> **Excerpted records**:

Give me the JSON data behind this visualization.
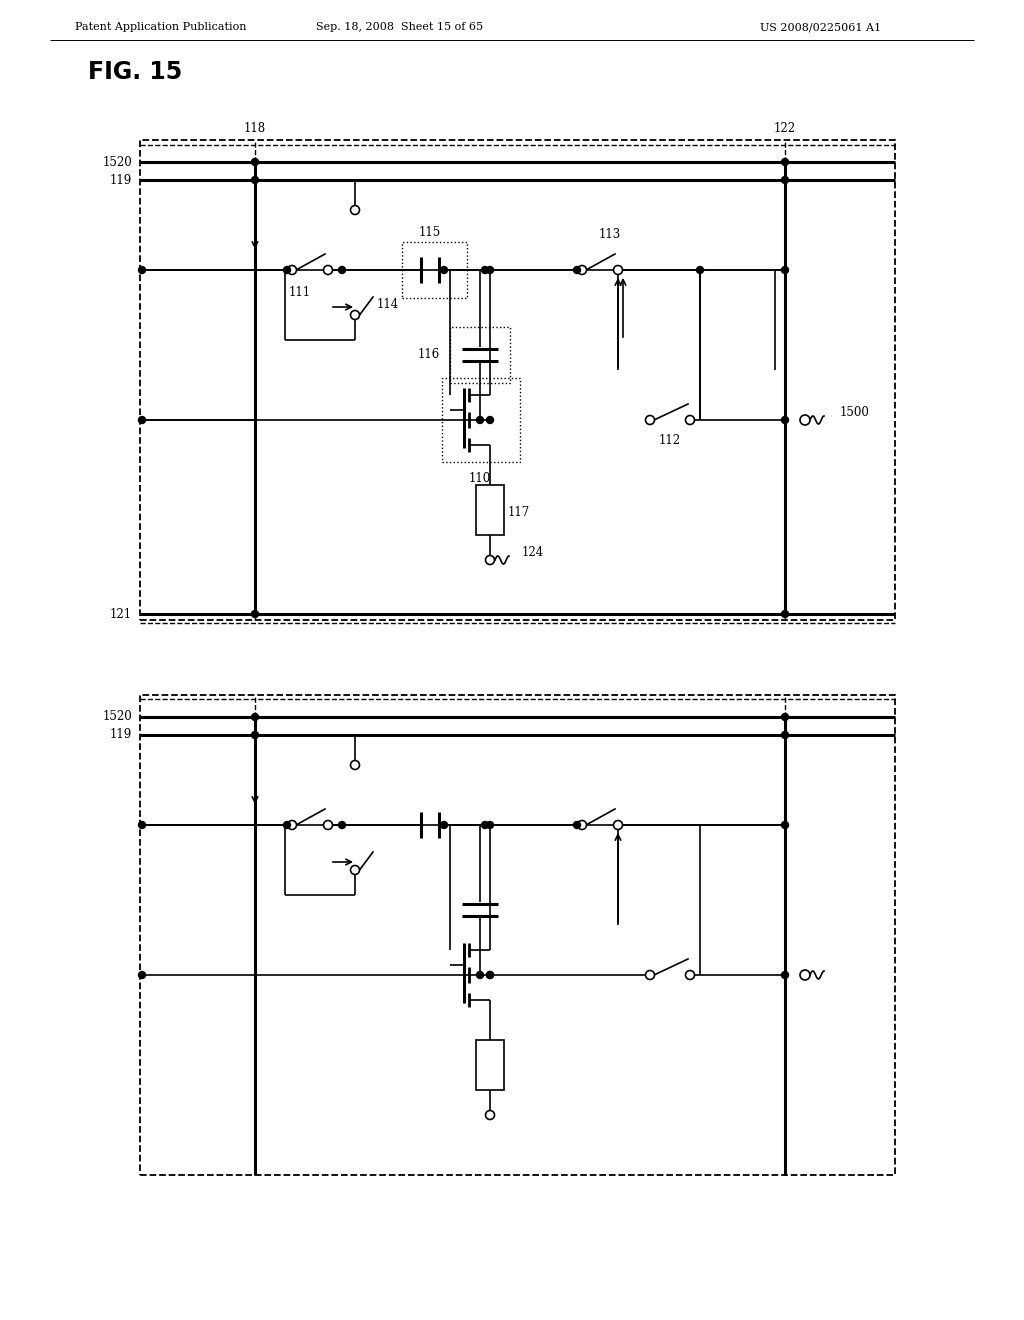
{
  "header_left": "Patent Application Publication",
  "header_center": "Sep. 18, 2008  Sheet 15 of 65",
  "header_right": "US 2008/0225061 A1",
  "fig_title": "FIG. 15",
  "bg": "#ffffff"
}
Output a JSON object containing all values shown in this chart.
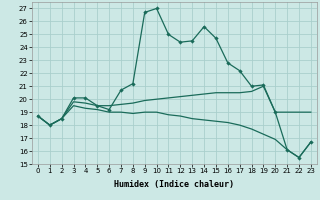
{
  "xlabel": "Humidex (Indice chaleur)",
  "xlim": [
    -0.5,
    23.5
  ],
  "ylim": [
    15,
    27.5
  ],
  "yticks": [
    15,
    16,
    17,
    18,
    19,
    20,
    21,
    22,
    23,
    24,
    25,
    26,
    27
  ],
  "xticks": [
    0,
    1,
    2,
    3,
    4,
    5,
    6,
    7,
    8,
    9,
    10,
    11,
    12,
    13,
    14,
    15,
    16,
    17,
    18,
    19,
    20,
    21,
    22,
    23
  ],
  "background_color": "#cce8e5",
  "grid_color": "#aacfcc",
  "line_color": "#1a6b5a",
  "lines": [
    {
      "markers": true,
      "x": [
        0,
        1,
        2,
        3,
        4,
        5,
        6,
        7,
        8,
        9,
        10,
        11,
        12,
        13,
        14,
        15,
        16,
        17,
        18,
        19,
        20,
        21,
        22,
        23
      ],
      "y": [
        18.7,
        18.0,
        18.5,
        20.1,
        20.1,
        19.5,
        19.2,
        20.7,
        21.2,
        26.7,
        27.0,
        25.0,
        24.4,
        24.5,
        25.6,
        24.7,
        22.8,
        22.2,
        21.0,
        21.1,
        19.0,
        16.1,
        15.5,
        16.7
      ]
    },
    {
      "markers": false,
      "x": [
        0,
        1,
        2,
        3,
        4,
        5,
        6,
        7,
        8,
        9,
        10,
        11,
        12,
        13,
        14,
        15,
        16,
        17,
        18,
        19,
        20,
        21,
        22,
        23
      ],
      "y": [
        18.7,
        18.0,
        18.5,
        19.8,
        19.7,
        19.5,
        19.5,
        19.6,
        19.7,
        19.9,
        20.0,
        20.1,
        20.2,
        20.3,
        20.4,
        20.5,
        20.5,
        20.5,
        20.6,
        21.0,
        19.0,
        19.0,
        19.0,
        19.0
      ]
    },
    {
      "markers": false,
      "x": [
        0,
        1,
        2,
        3,
        4,
        5,
        6,
        7,
        8,
        9,
        10,
        11,
        12,
        13,
        14,
        15,
        16,
        17,
        18,
        19,
        20,
        21,
        22,
        23
      ],
      "y": [
        18.7,
        18.0,
        18.5,
        19.5,
        19.3,
        19.2,
        19.0,
        19.0,
        18.9,
        19.0,
        19.0,
        18.8,
        18.7,
        18.5,
        18.4,
        18.3,
        18.2,
        18.0,
        17.7,
        17.3,
        16.9,
        16.1,
        15.5,
        16.7
      ]
    }
  ]
}
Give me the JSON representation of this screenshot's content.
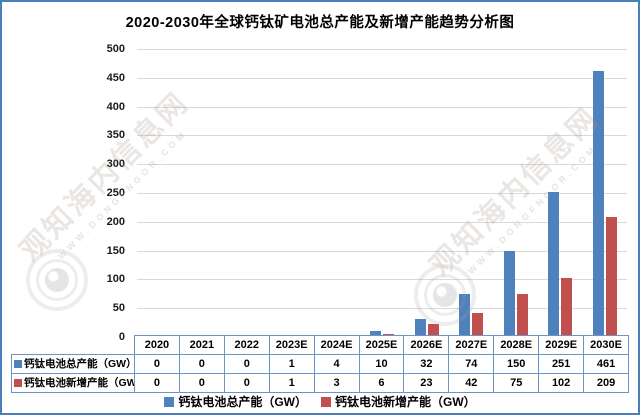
{
  "title": "2020-2030年全球钙钛矿电池总产能及新增产能趋势分析图",
  "chart_data": {
    "type": "bar",
    "categories": [
      "2020",
      "2021",
      "2022",
      "2023E",
      "2024E",
      "2025E",
      "2026E",
      "2027E",
      "2028E",
      "2029E",
      "2030E"
    ],
    "series": [
      {
        "name": "钙钛电池总产能（GW）",
        "color": "#4f81bd",
        "values": [
          0,
          0,
          0,
          1,
          4,
          10,
          32,
          74,
          150,
          251,
          461
        ]
      },
      {
        "name": "钙钛电池新增产能（GW）",
        "color": "#c0504d",
        "values": [
          0,
          0,
          0,
          1,
          3,
          6,
          23,
          42,
          75,
          102,
          209
        ]
      }
    ],
    "title": "2020-2030年全球钙钛矿电池总产能及新增产能趋势分析图",
    "xlabel": "",
    "ylabel": "",
    "ylim": [
      0,
      500
    ],
    "ytick_step": 50,
    "yticks": [
      0,
      50,
      100,
      150,
      200,
      250,
      300,
      350,
      400,
      450,
      500
    ],
    "grid": true,
    "legend_position": "bottom",
    "data_table_shown": true
  },
  "colors": {
    "total_series": "#4f81bd",
    "new_series": "#c0504d",
    "frame_border": "#4a7ebb",
    "table_border": "#6f94c3",
    "gridline": "#d9d9d9"
  },
  "watermark": {
    "site_name": "观知海内信息网",
    "url_text": "WWW.DONGFNGOR.COM"
  }
}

> **Task to carry out**: Select all lines in the listing that include the word "JSON".

> **Response for this exercise**:
Give me the JSON data behind this visualization.
Output a JSON object containing all values shown in this chart.
Give me the JSON representation of this screenshot's content.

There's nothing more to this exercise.